### Aim of the exercise
Go through the data below and copy it exactly, skipping every picture.

### Provided information
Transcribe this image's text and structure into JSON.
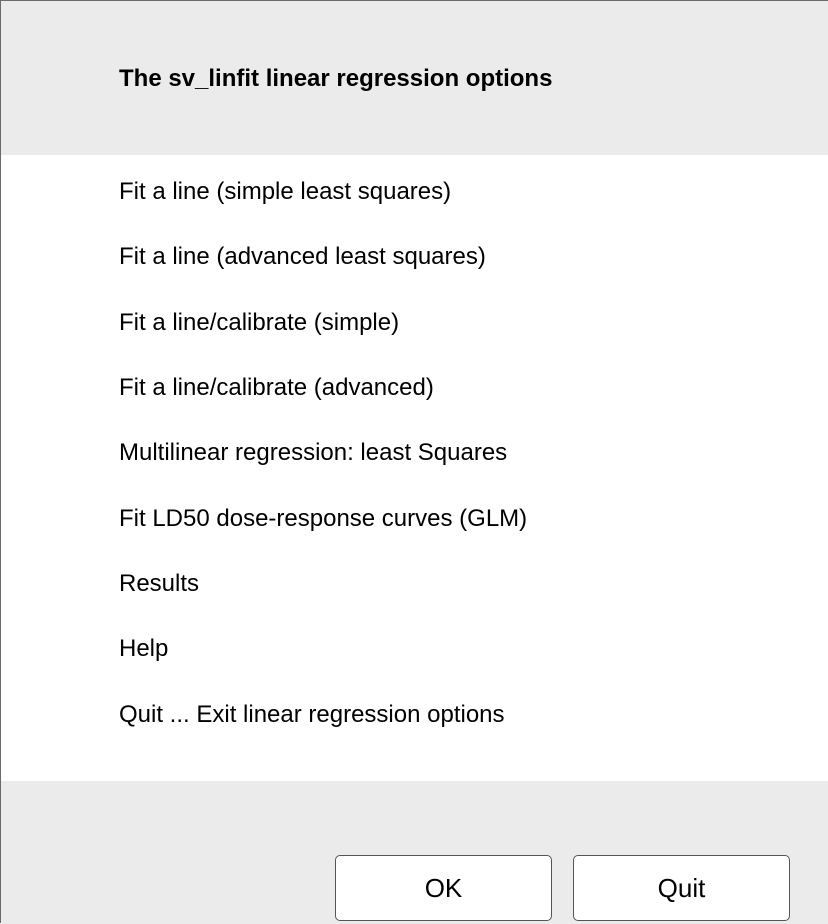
{
  "dialog": {
    "title": "The sv_linfit linear regression options"
  },
  "menu": {
    "items": [
      {
        "label": "Fit a line (simple least squares)"
      },
      {
        "label": "Fit a line (advanced least squares)"
      },
      {
        "label": "Fit a line/calibrate (simple)"
      },
      {
        "label": "Fit a line/calibrate (advanced)"
      },
      {
        "label": "Multilinear regression: least Squares"
      },
      {
        "label": "Fit LD50 dose-response curves (GLM)"
      },
      {
        "label": "Results"
      },
      {
        "label": "Help"
      },
      {
        "label": "Quit ... Exit linear regression options"
      }
    ]
  },
  "buttons": {
    "ok_label": "OK",
    "quit_label": "Quit"
  }
}
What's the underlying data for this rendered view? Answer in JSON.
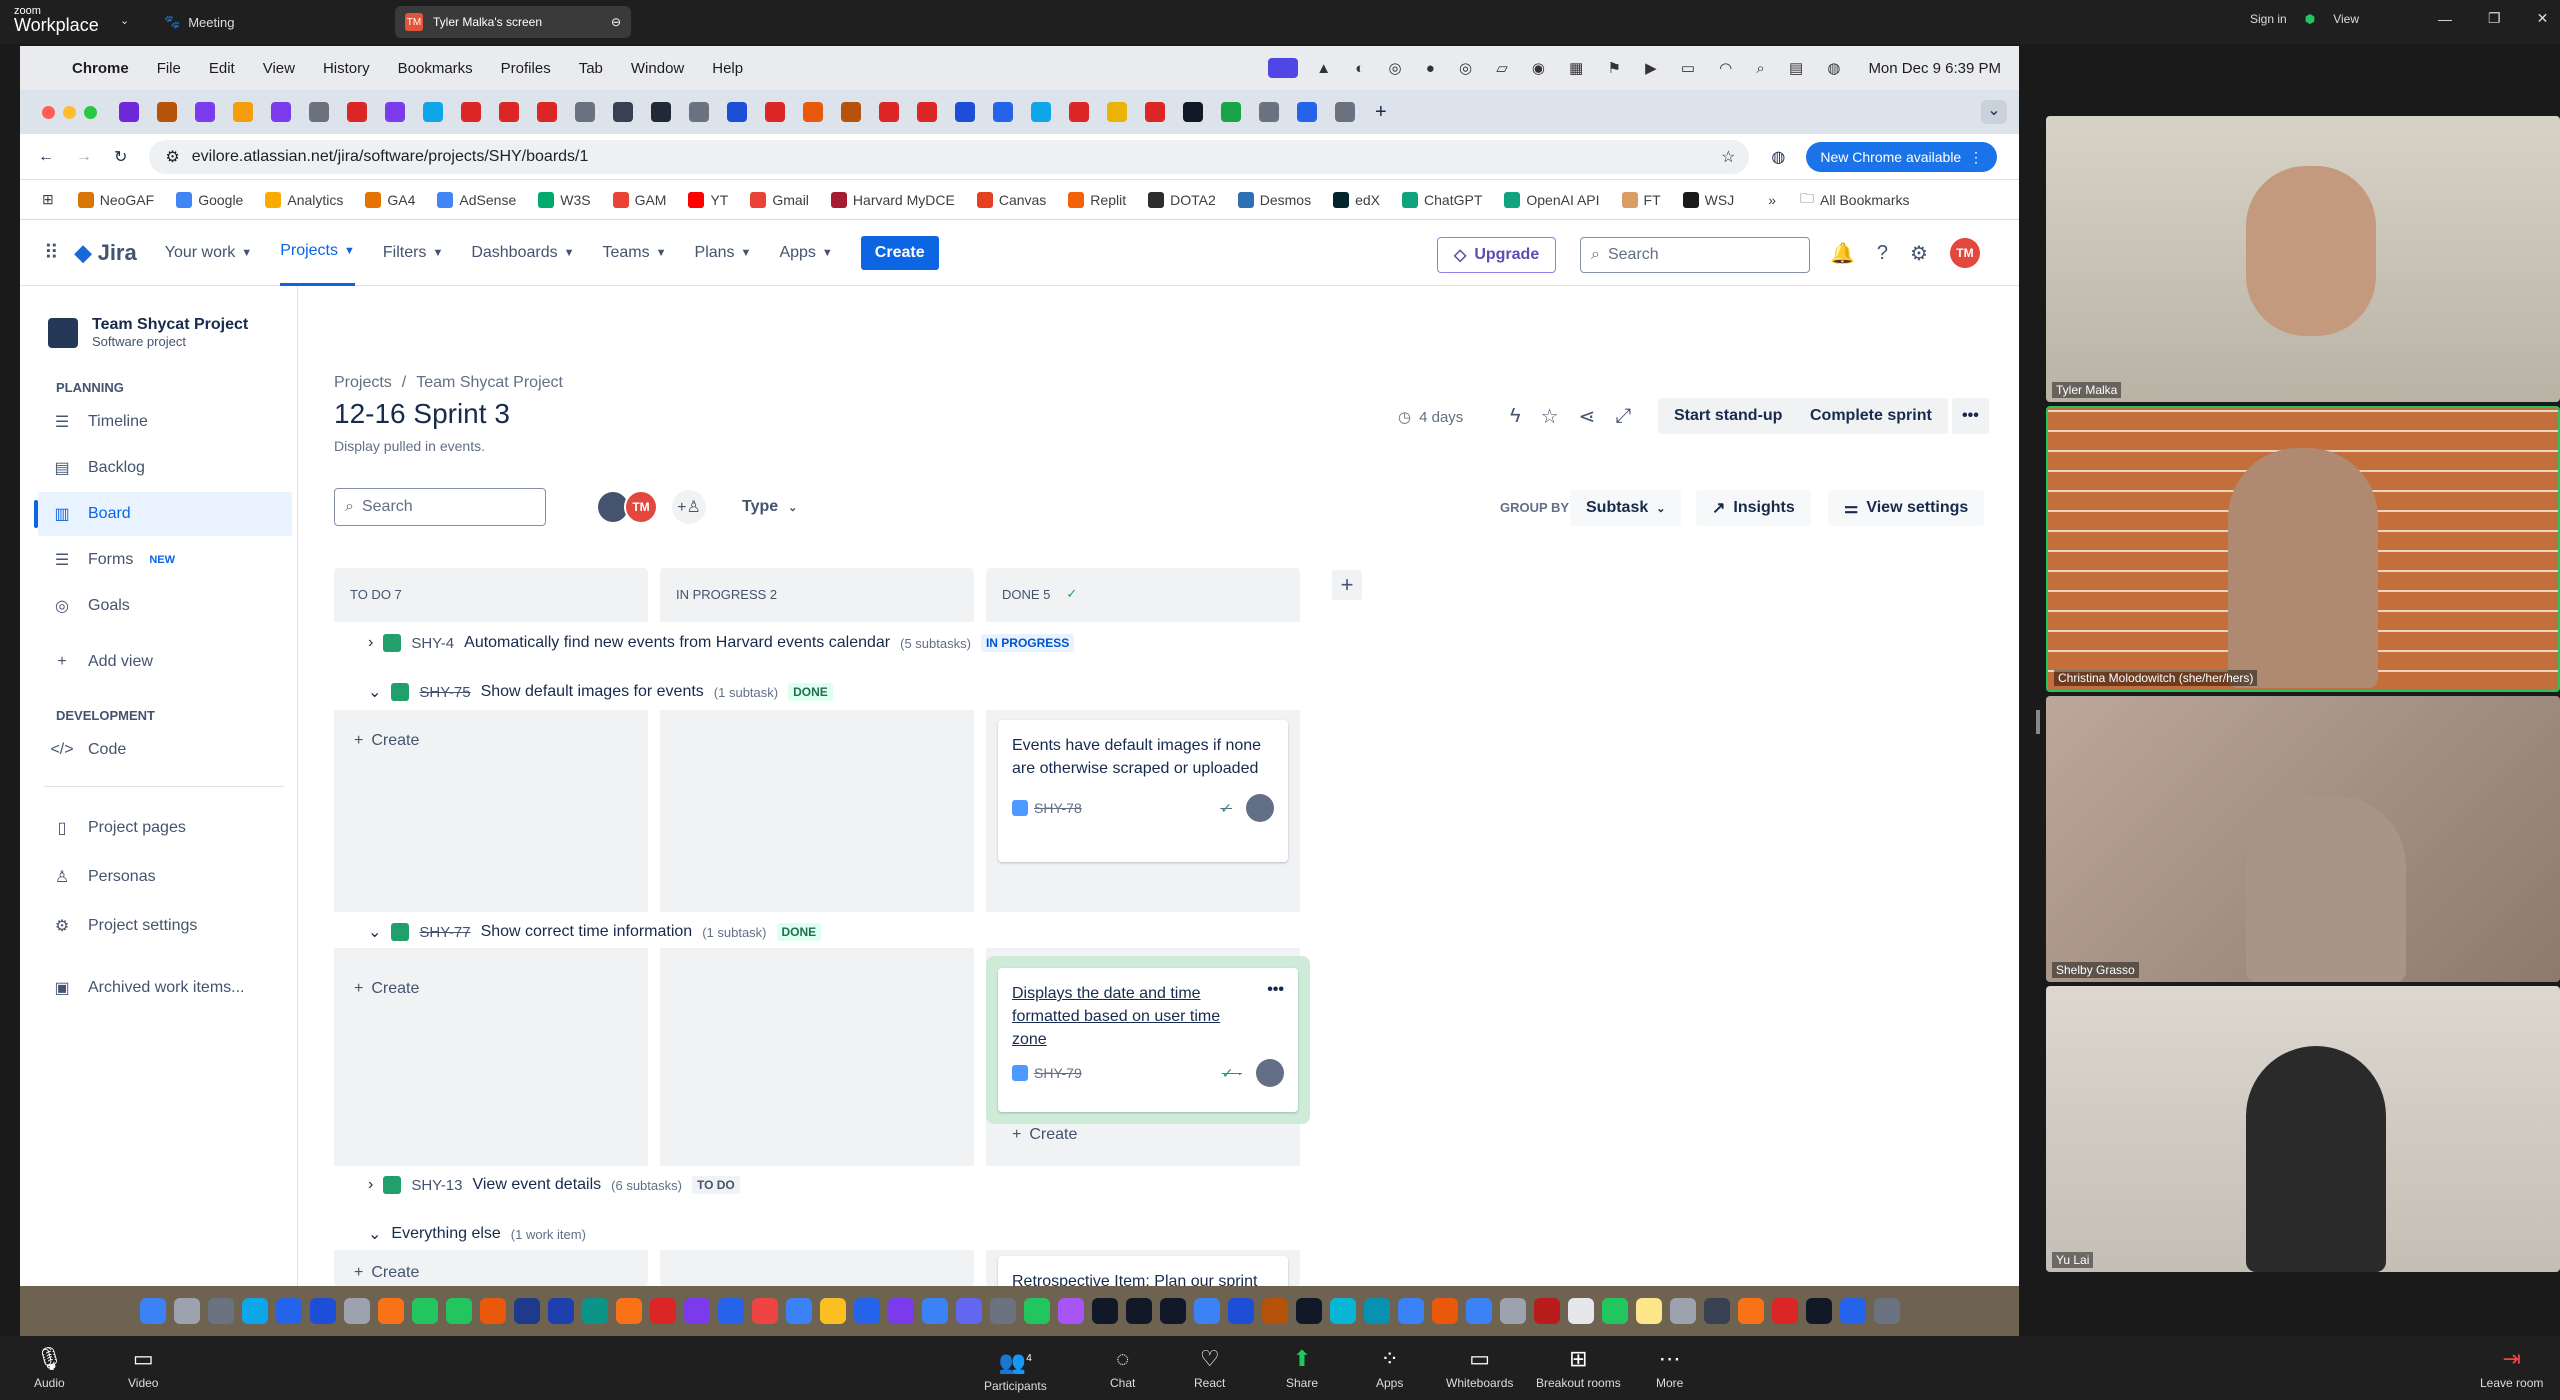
{
  "zoom": {
    "brand_top": "zoom",
    "brand": "Workplace",
    "meeting_label": "Meeting",
    "share_label": "Tyler Malka's screen",
    "share_avatar": "TM",
    "sign_in": "Sign in",
    "view": "View",
    "toolbar": {
      "audio": "Audio",
      "video": "Video",
      "participants": "Participants",
      "participants_count": "4",
      "chat": "Chat",
      "react": "React",
      "share": "Share",
      "apps": "Apps",
      "whiteboards": "Whiteboards",
      "breakout": "Breakout rooms",
      "more": "More",
      "leave": "Leave room"
    },
    "participants": [
      {
        "name": "Tyler Malka"
      },
      {
        "name": "Christina Molodowitch (she/her/hers)"
      },
      {
        "name": "Shelby Grasso"
      },
      {
        "name": "Yu Lai"
      }
    ]
  },
  "mac": {
    "menu": [
      "Chrome",
      "File",
      "Edit",
      "View",
      "History",
      "Bookmarks",
      "Profiles",
      "Tab",
      "Window",
      "Help"
    ],
    "clock": "Mon Dec 9  6:39 PM"
  },
  "browser": {
    "url": "evilore.atlassian.net/jira/software/projects/SHY/boards/1",
    "new_chrome": "New Chrome available",
    "bookmarks": [
      "NeoGAF",
      "Google",
      "Analytics",
      "GA4",
      "AdSense",
      "W3S",
      "GAM",
      "YT",
      "Gmail",
      "Harvard MyDCE",
      "Canvas",
      "Replit",
      "DOTA2",
      "Desmos",
      "edX",
      "ChatGPT",
      "OpenAI API",
      "FT",
      "WSJ"
    ],
    "all_bookmarks": "All Bookmarks"
  },
  "jira": {
    "logo": "Jira",
    "nav": [
      "Your work",
      "Projects",
      "Filters",
      "Dashboards",
      "Teams",
      "Plans",
      "Apps"
    ],
    "create": "Create",
    "upgrade": "Upgrade",
    "search_placeholder": "Search",
    "avatar": "TM",
    "sidebar": {
      "project_name": "Team Shycat Project",
      "project_type": "Software project",
      "planning_head": "PLANNING",
      "planning": [
        "Timeline",
        "Backlog",
        "Board",
        "Forms",
        "Goals",
        "Add view"
      ],
      "forms_tag": "NEW",
      "development_head": "DEVELOPMENT",
      "development": [
        "Code"
      ],
      "other": [
        "Project pages",
        "Personas",
        "Project settings",
        "Archived work items..."
      ]
    },
    "board": {
      "breadcrumb_root": "Projects",
      "breadcrumb_project": "Team Shycat Project",
      "title": "12-16 Sprint 3",
      "subtitle": "Display pulled in events.",
      "days": "4 days",
      "start_standup": "Start stand-up",
      "complete_sprint": "Complete sprint",
      "search_placeholder": "Search",
      "filter_avatar": "TM",
      "type_filter": "Type",
      "group_by_label": "GROUP BY",
      "group_by_value": "Subtask",
      "insights": "Insights",
      "view_settings": "View settings",
      "columns": [
        "TO DO 7",
        "IN PROGRESS 2",
        "DONE 5"
      ],
      "create_label": "Create",
      "groups": [
        {
          "key": "SHY-4",
          "title": "Automatically find new events from Harvard events calendar",
          "subtasks": "(5 subtasks)",
          "status": "IN PROGRESS"
        },
        {
          "key": "SHY-75",
          "title": "Show default images for events",
          "subtasks": "(1 subtask)",
          "status": "DONE"
        },
        {
          "key": "SHY-77",
          "title": "Show correct time information",
          "subtasks": "(1 subtask)",
          "status": "DONE"
        },
        {
          "key": "SHY-13",
          "title": "View event details",
          "subtasks": "(6 subtasks)",
          "status": "TO DO"
        },
        {
          "key": "",
          "title": "Everything else",
          "subtasks": "(1 work item)",
          "status": ""
        }
      ],
      "cards": [
        {
          "text": "Events have default images if none are otherwise scraped or uploaded",
          "key": "SHY-78"
        },
        {
          "text": "Displays the date and time formatted based on user time zone",
          "key": "SHY-79"
        },
        {
          "text": "Retrospective Item: Plan our sprint to be effective for pair",
          "key": ""
        }
      ]
    }
  }
}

### Answer to this exercise
Transcribe this image's text and structure into JSON.
{
  "dialog": {
    "title": "The sv_linfit linear regression options"
  },
  "menu": {
    "items": [
      {
        "label": "Fit a line (simple least squares)"
      },
      {
        "label": "Fit a line (advanced least squares)"
      },
      {
        "label": "Fit a line/calibrate (simple)"
      },
      {
        "label": "Fit a line/calibrate (advanced)"
      },
      {
        "label": "Multilinear regression: least Squares"
      },
      {
        "label": "Fit LD50 dose-response curves (GLM)"
      },
      {
        "label": "Results"
      },
      {
        "label": "Help"
      },
      {
        "label": "Quit ... Exit linear regression options"
      }
    ]
  },
  "buttons": {
    "ok_label": "OK",
    "quit_label": "Quit"
  }
}
What's the underlying data for this rendered view? Answer in JSON.
{
  "zoom": {
    "brand_top": "zoom",
    "brand": "Workplace",
    "meeting_label": "Meeting",
    "share_label": "Tyler Malka's screen",
    "share_avatar": "TM",
    "sign_in": "Sign in",
    "view": "View",
    "toolbar": {
      "audio": "Audio",
      "video": "Video",
      "participants": "Participants",
      "participants_count": "4",
      "chat": "Chat",
      "react": "React",
      "share": "Share",
      "apps": "Apps",
      "whiteboards": "Whiteboards",
      "breakout": "Breakout rooms",
      "more": "More",
      "leave": "Leave room"
    },
    "participants": [
      {
        "name": "Tyler Malka"
      },
      {
        "name": "Christina Molodowitch (she/her/hers)"
      },
      {
        "name": "Shelby Grasso"
      },
      {
        "name": "Yu Lai"
      }
    ]
  },
  "mac": {
    "menu": [
      "Chrome",
      "File",
      "Edit",
      "View",
      "History",
      "Bookmarks",
      "Profiles",
      "Tab",
      "Window",
      "Help"
    ],
    "clock": "Mon Dec 9  6:39 PM"
  },
  "browser": {
    "url": "evilore.atlassian.net/jira/software/projects/SHY/boards/1",
    "new_chrome": "New Chrome available",
    "bookmarks": [
      "NeoGAF",
      "Google",
      "Analytics",
      "GA4",
      "AdSense",
      "W3S",
      "GAM",
      "YT",
      "Gmail",
      "Harvard MyDCE",
      "Canvas",
      "Replit",
      "DOTA2",
      "Desmos",
      "edX",
      "ChatGPT",
      "OpenAI API",
      "FT",
      "WSJ"
    ],
    "all_bookmarks": "All Bookmarks"
  },
  "jira": {
    "logo": "Jira",
    "nav": [
      "Your work",
      "Projects",
      "Filters",
      "Dashboards",
      "Teams",
      "Plans",
      "Apps"
    ],
    "create": "Create",
    "upgrade": "Upgrade",
    "search_placeholder": "Search",
    "avatar": "TM",
    "sidebar": {
      "project_name": "Team Shycat Project",
      "project_type": "Software project",
      "planning_head": "PLANNING",
      "planning": [
        "Timeline",
        "Backlog",
        "Board",
        "Forms",
        "Goals",
        "Add view"
      ],
      "forms_tag": "NEW",
      "development_head": "DEVELOPMENT",
      "development": [
        "Code"
      ],
      "other": [
        "Project pages",
        "Personas",
        "Project settings",
        "Archived work items..."
      ]
    },
    "board": {
      "breadcrumb_root": "Projects",
      "breadcrumb_project": "Team Shycat Project",
      "title": "12-16 Sprint 3",
      "subtitle": "Display pulled in events.",
      "days": "4 days",
      "start_standup": "Start stand-up",
      "complete_sprint": "Complete sprint",
      "search_placeholder": "Search",
      "filter_avatar": "TM",
      "type_filter": "Type",
      "group_by_label": "GROUP BY",
      "group_by_value": "Subtask",
      "insights": "Insights",
      "view_settings": "View settings",
      "columns": [
        "TO DO 7",
        "IN PROGRESS 2",
        "DONE 5"
      ],
      "create_label": "Create",
      "groups": [
        {
          "key": "SHY-4",
          "title": "Automatically find new events from Harvard events calendar",
          "subtasks": "(5 subtasks)",
          "status": "IN PROGRESS"
        },
        {
          "key": "SHY-75",
          "title": "Show default images for events",
          "subtasks": "(1 subtask)",
          "status": "DONE"
        },
        {
          "key": "SHY-77",
          "title": "Show correct time information",
          "subtasks": "(1 subtask)",
          "status": "DONE"
        },
        {
          "key": "SHY-13",
          "title": "View event details",
          "subtasks": "(6 subtasks)",
          "status": "TO DO"
        },
        {
          "key": "",
          "title": "Everything else",
          "subtasks": "(1 work item)",
          "status": ""
        }
      ],
      "cards": [
        {
          "text": "Events have default images if none are otherwise scraped or uploaded",
          "key": "SHY-78"
        },
        {
          "text": "Displays the date and time formatted based on user time zone",
          "key": "SHY-79"
        },
        {
          "text": "Retrospective Item: Plan our sprint to be effective for pair",
          "key": ""
        }
      ]
    }
  }
}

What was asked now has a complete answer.